* Data provided:
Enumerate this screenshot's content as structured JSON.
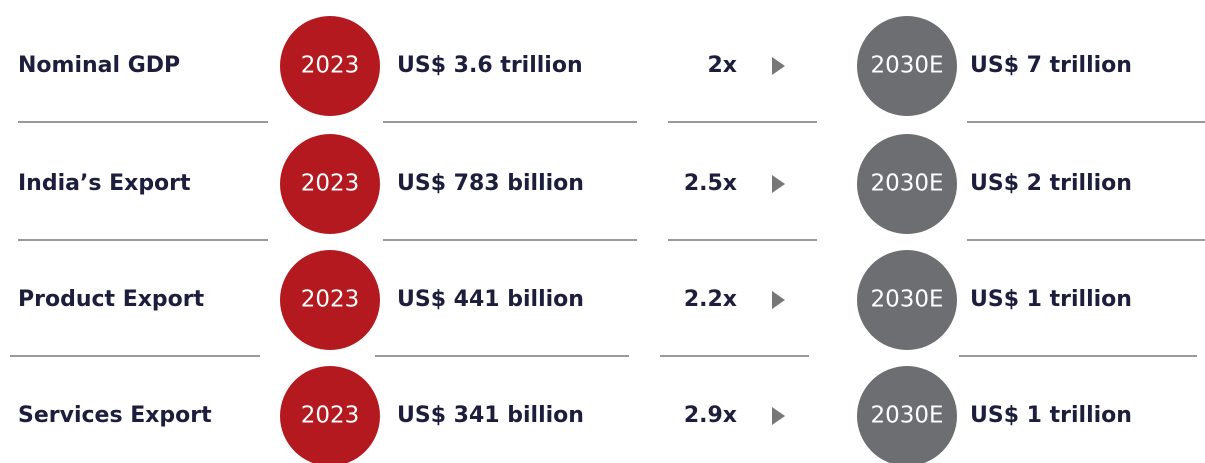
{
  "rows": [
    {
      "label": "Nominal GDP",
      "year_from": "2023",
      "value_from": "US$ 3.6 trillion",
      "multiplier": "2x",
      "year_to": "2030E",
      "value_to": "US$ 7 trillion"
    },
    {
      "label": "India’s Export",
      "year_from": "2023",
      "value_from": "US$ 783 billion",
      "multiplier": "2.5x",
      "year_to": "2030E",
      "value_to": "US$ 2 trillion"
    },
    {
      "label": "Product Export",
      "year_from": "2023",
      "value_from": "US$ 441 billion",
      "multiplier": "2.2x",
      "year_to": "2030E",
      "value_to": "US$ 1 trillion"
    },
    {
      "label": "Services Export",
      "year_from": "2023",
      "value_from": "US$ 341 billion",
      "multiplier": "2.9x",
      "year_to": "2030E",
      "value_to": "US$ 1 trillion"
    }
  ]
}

* Brief: Collect every line above that contains the word "Export".

* The answer:
      "label": "India’s Export",
      "label": "Product Export",
      "label": "Services Export",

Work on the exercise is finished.